»»
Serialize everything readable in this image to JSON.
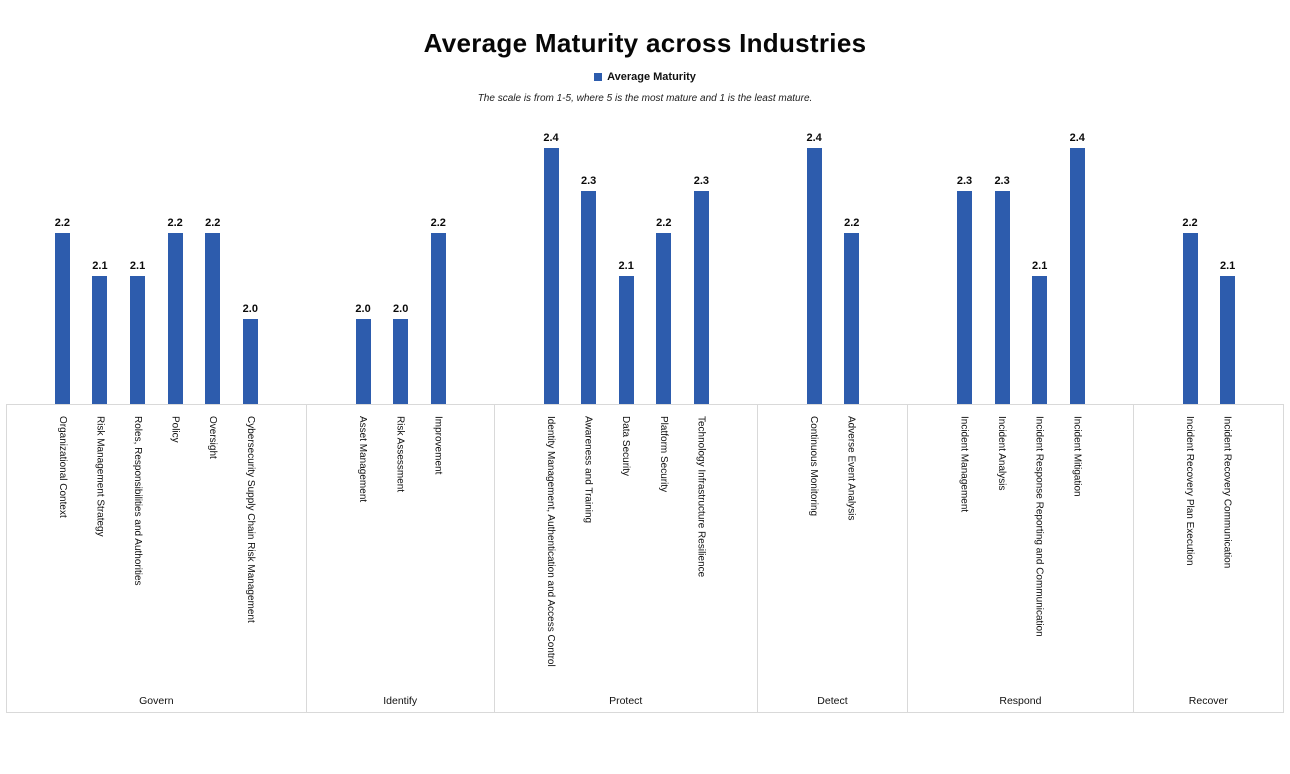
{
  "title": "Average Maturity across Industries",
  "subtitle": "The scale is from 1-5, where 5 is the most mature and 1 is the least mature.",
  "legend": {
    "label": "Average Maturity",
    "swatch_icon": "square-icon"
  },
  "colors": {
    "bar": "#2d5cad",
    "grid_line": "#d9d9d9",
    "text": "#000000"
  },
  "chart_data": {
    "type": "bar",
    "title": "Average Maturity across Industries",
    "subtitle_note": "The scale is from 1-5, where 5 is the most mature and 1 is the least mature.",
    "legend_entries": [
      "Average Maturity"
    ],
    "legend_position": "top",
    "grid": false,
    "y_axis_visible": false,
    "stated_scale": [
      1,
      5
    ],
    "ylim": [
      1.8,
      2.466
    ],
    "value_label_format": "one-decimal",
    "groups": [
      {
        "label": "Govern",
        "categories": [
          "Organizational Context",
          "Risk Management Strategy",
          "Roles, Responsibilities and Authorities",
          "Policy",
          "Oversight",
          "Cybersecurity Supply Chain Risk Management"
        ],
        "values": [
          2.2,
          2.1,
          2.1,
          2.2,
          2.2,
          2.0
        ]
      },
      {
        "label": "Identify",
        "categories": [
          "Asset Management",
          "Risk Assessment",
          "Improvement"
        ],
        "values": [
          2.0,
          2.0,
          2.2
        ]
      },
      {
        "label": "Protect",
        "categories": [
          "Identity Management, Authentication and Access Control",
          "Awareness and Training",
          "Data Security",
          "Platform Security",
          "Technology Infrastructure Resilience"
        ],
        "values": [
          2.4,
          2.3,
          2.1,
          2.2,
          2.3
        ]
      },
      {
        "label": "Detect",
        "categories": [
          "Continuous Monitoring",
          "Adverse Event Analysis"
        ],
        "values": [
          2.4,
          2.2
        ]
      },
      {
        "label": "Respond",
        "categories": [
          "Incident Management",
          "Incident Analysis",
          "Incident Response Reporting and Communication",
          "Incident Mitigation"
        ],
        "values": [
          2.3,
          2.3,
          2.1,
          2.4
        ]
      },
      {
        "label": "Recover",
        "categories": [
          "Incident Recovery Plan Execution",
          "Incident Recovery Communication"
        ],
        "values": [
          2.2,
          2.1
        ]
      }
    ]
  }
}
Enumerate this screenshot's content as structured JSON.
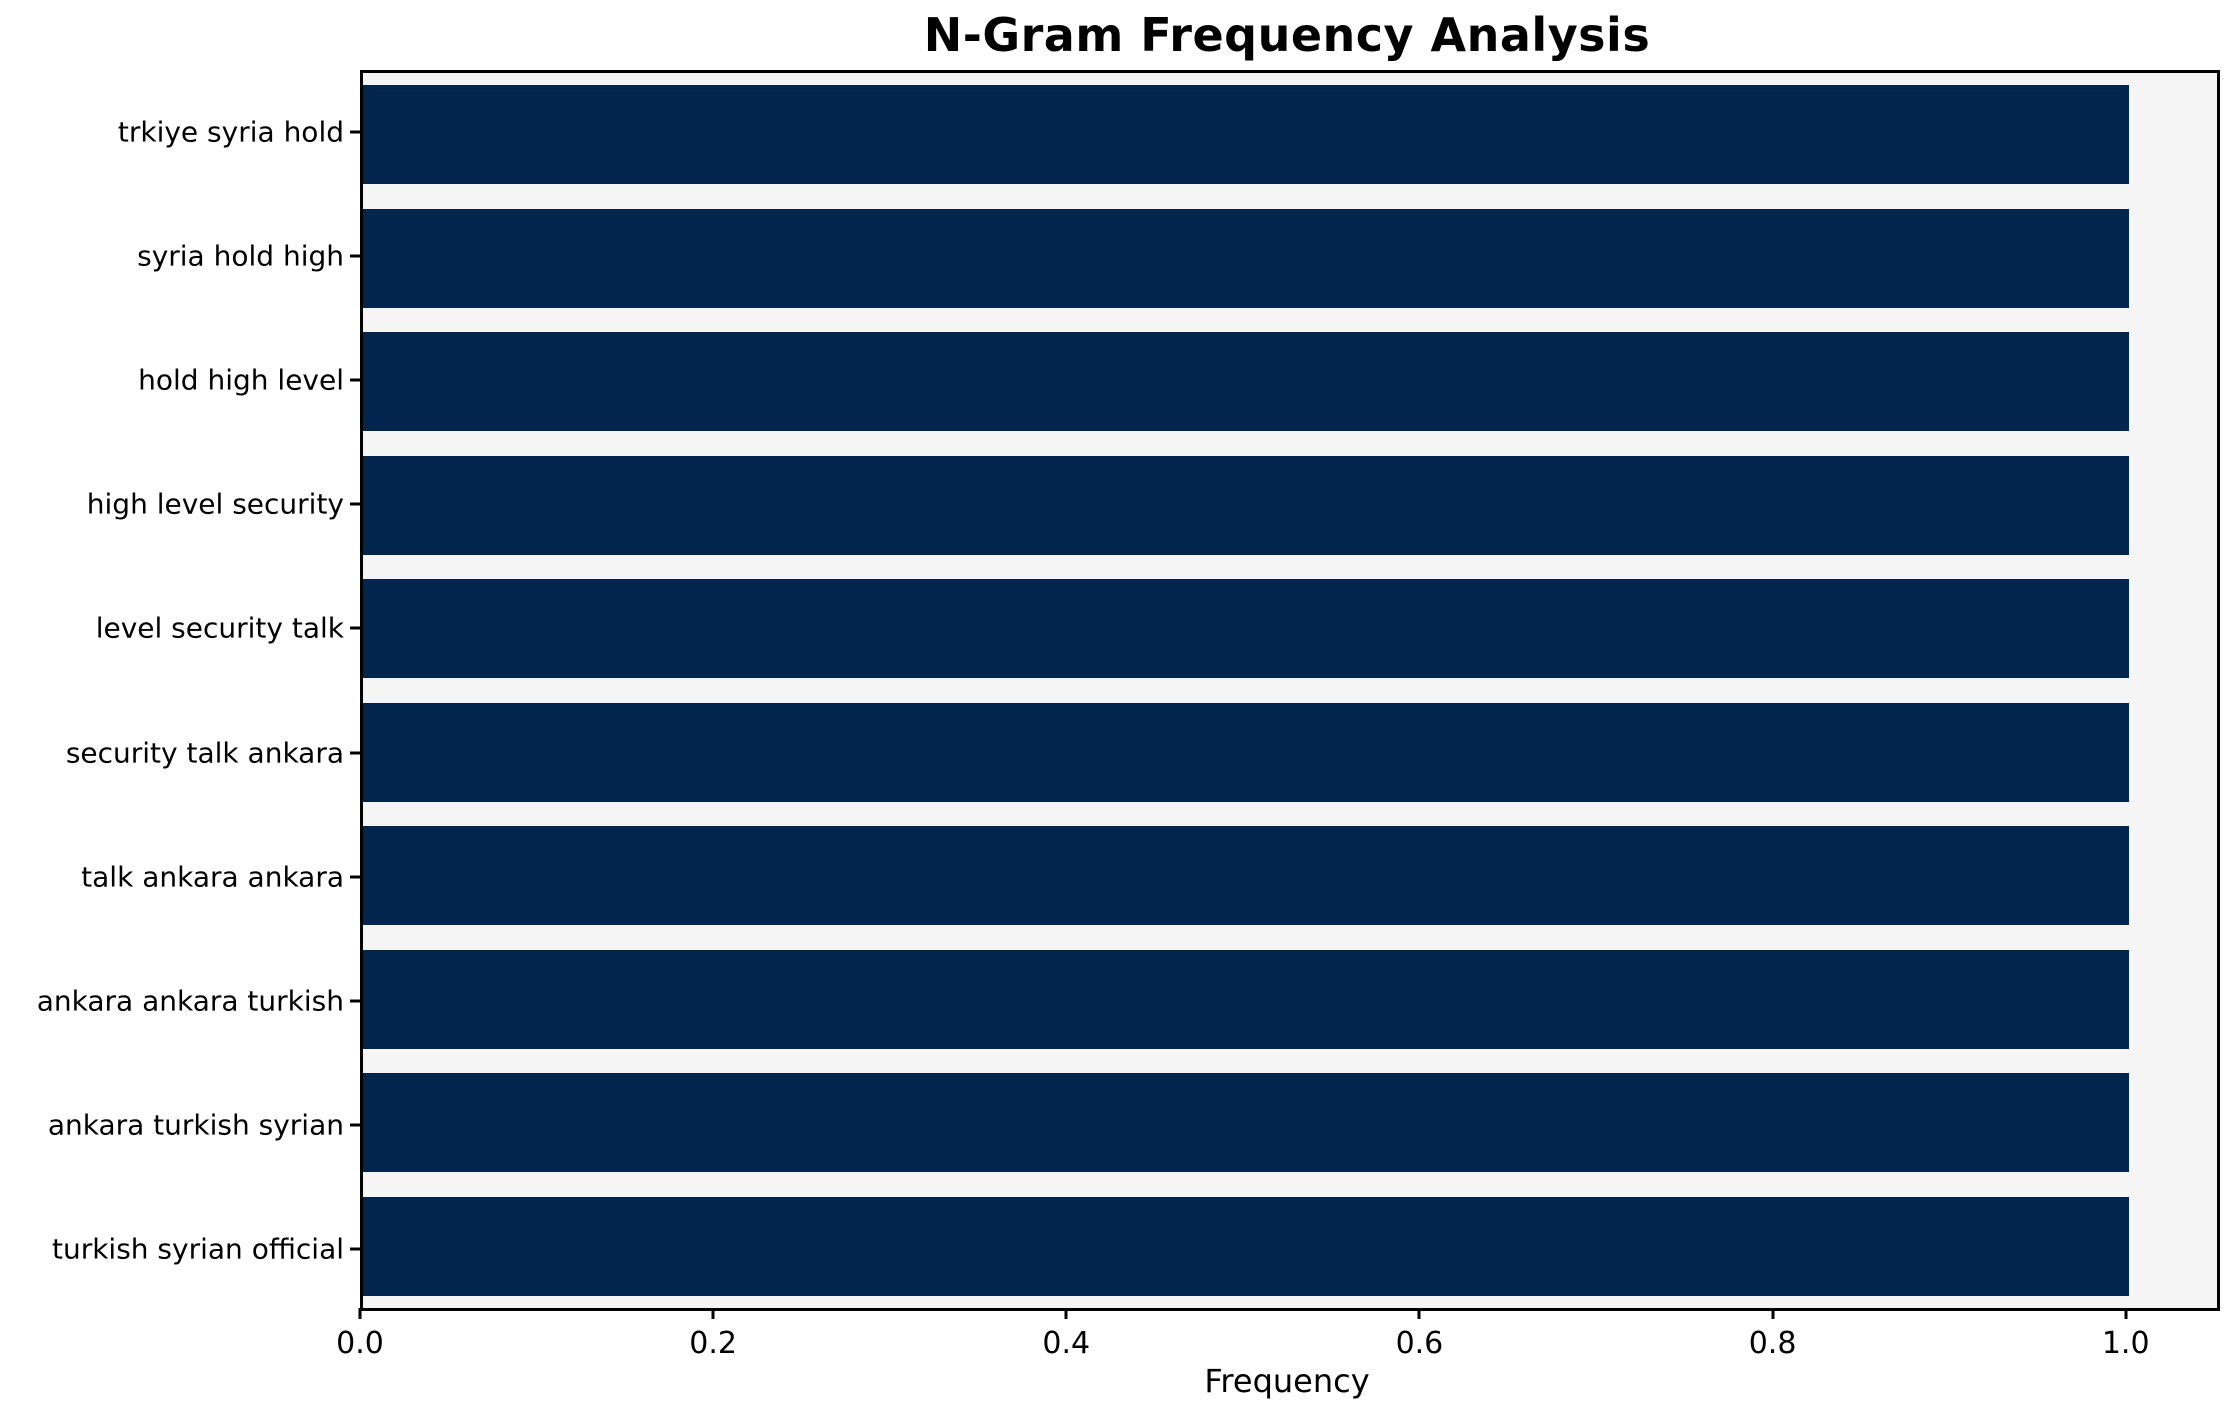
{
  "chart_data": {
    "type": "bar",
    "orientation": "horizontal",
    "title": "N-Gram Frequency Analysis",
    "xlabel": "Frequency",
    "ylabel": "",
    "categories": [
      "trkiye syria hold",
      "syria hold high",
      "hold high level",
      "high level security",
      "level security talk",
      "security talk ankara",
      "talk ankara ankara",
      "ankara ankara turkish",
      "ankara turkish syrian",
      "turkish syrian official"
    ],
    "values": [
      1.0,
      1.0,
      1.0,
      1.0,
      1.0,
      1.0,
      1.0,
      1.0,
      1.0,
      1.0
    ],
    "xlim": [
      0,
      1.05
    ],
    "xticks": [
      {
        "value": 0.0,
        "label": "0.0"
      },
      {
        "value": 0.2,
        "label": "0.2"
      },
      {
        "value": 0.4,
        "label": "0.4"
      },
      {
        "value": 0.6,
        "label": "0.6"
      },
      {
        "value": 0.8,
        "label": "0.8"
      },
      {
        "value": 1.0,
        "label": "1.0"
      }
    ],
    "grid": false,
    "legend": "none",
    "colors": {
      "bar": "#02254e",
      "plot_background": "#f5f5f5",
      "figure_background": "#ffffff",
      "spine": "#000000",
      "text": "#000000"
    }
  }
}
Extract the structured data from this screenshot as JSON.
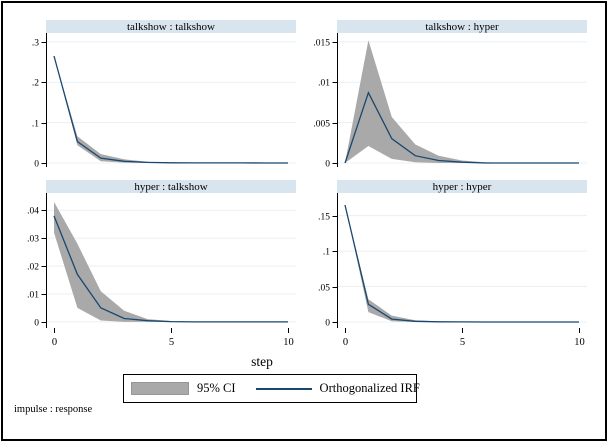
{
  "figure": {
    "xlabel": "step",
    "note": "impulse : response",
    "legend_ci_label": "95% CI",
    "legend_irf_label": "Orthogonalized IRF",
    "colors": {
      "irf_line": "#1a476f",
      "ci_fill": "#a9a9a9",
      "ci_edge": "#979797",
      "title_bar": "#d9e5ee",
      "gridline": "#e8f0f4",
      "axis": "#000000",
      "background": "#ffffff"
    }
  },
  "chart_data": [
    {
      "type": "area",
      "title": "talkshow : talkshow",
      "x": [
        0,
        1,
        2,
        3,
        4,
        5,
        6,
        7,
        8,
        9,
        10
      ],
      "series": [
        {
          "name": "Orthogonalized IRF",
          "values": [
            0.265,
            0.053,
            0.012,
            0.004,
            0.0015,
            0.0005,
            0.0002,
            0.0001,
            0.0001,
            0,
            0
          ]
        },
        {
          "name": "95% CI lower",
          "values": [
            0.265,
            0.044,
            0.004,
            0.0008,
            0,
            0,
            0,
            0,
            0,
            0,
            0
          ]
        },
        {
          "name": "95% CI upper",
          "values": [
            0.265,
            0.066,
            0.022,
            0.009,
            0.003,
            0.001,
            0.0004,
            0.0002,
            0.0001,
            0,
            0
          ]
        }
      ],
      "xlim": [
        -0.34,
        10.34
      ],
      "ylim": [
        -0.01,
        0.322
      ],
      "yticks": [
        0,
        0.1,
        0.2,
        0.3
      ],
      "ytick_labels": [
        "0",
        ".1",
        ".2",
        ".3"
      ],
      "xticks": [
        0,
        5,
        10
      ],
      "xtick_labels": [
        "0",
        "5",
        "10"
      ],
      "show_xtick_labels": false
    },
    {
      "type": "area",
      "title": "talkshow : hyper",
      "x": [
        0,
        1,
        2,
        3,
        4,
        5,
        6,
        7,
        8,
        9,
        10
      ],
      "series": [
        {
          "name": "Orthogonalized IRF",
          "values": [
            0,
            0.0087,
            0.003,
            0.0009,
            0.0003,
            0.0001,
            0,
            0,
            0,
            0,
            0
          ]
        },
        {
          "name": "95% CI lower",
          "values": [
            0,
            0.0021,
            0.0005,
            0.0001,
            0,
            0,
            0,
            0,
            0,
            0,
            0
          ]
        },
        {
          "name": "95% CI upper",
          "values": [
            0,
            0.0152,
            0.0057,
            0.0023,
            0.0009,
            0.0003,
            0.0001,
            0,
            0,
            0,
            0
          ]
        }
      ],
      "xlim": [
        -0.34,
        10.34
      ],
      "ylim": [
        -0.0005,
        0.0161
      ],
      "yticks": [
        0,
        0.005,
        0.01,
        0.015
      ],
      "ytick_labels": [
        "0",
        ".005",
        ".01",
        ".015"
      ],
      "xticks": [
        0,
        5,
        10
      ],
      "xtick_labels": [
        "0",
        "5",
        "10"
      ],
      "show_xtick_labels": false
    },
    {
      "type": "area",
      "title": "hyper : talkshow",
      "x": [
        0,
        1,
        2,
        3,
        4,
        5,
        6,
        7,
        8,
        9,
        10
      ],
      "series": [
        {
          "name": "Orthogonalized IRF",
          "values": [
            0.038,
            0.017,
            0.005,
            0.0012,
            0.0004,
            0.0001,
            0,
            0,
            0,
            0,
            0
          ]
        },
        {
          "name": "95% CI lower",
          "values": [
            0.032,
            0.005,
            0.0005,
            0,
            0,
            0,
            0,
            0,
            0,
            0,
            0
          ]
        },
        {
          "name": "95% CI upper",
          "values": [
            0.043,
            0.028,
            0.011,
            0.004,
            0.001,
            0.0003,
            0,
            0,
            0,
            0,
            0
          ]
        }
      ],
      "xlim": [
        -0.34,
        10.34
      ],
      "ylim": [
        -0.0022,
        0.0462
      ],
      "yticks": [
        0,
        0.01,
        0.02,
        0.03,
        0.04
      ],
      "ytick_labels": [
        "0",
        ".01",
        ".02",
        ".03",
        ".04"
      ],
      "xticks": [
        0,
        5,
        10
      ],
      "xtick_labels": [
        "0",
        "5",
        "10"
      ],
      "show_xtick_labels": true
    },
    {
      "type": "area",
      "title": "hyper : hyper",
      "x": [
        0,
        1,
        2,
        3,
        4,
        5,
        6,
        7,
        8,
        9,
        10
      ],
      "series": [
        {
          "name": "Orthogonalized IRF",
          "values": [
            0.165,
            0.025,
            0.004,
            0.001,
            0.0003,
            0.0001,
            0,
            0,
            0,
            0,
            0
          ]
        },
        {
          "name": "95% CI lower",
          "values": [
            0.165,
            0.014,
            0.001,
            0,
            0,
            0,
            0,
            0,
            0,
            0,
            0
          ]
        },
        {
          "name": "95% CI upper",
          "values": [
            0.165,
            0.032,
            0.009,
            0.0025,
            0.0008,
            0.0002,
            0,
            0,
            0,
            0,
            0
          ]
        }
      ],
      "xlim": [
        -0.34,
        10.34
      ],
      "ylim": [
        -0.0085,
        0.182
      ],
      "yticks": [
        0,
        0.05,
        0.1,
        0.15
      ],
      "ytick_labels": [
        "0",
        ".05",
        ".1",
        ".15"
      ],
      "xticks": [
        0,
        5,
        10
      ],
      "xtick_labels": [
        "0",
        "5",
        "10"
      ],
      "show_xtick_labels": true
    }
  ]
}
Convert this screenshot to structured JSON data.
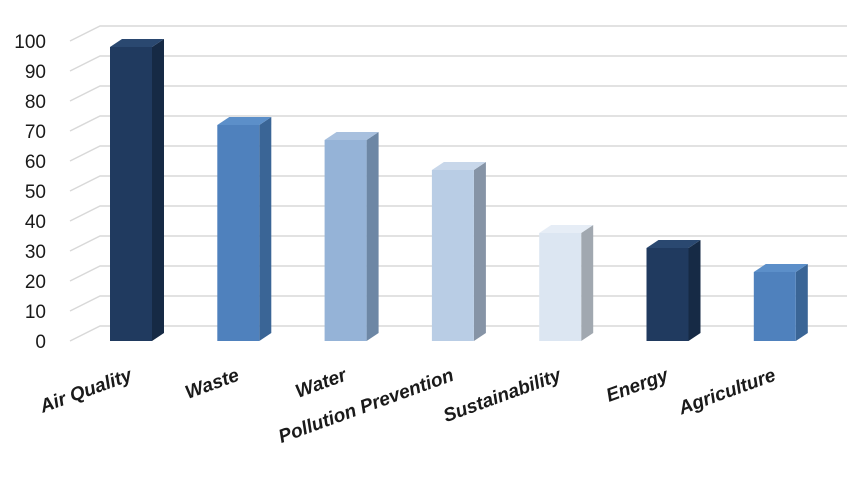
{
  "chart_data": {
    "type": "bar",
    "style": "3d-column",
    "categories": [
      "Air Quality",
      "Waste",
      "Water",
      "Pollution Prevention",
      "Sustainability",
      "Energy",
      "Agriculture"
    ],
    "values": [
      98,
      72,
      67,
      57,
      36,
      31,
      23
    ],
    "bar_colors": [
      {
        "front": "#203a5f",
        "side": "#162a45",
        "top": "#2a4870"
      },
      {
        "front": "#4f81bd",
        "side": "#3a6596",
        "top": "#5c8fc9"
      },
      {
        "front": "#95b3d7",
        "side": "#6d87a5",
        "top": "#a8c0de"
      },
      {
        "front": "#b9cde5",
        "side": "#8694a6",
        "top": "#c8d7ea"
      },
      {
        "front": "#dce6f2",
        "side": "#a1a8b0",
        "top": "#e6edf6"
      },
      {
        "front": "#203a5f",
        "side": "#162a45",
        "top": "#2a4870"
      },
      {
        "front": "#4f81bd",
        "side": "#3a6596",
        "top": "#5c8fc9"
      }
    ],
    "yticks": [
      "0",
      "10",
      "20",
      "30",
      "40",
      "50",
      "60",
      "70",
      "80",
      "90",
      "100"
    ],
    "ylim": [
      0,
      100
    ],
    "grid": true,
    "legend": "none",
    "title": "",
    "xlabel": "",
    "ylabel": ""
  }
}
««
__What is asked__. Extract, verbatim and alone, the lines from the line that contains "Convert this screenshot" to the last line of the records, inclusive; drop any picture.

__Task response__.
Convert this screenshot to structured JSON data.
{
  "chart_data": {
    "type": "bar",
    "style": "3d-column",
    "categories": [
      "Air Quality",
      "Waste",
      "Water",
      "Pollution Prevention",
      "Sustainability",
      "Energy",
      "Agriculture"
    ],
    "values": [
      98,
      72,
      67,
      57,
      36,
      31,
      23
    ],
    "bar_colors": [
      {
        "front": "#203a5f",
        "side": "#162a45",
        "top": "#2a4870"
      },
      {
        "front": "#4f81bd",
        "side": "#3a6596",
        "top": "#5c8fc9"
      },
      {
        "front": "#95b3d7",
        "side": "#6d87a5",
        "top": "#a8c0de"
      },
      {
        "front": "#b9cde5",
        "side": "#8694a6",
        "top": "#c8d7ea"
      },
      {
        "front": "#dce6f2",
        "side": "#a1a8b0",
        "top": "#e6edf6"
      },
      {
        "front": "#203a5f",
        "side": "#162a45",
        "top": "#2a4870"
      },
      {
        "front": "#4f81bd",
        "side": "#3a6596",
        "top": "#5c8fc9"
      }
    ],
    "yticks": [
      "0",
      "10",
      "20",
      "30",
      "40",
      "50",
      "60",
      "70",
      "80",
      "90",
      "100"
    ],
    "ylim": [
      0,
      100
    ],
    "grid": true,
    "legend": "none",
    "title": "",
    "xlabel": "",
    "ylabel": ""
  }
}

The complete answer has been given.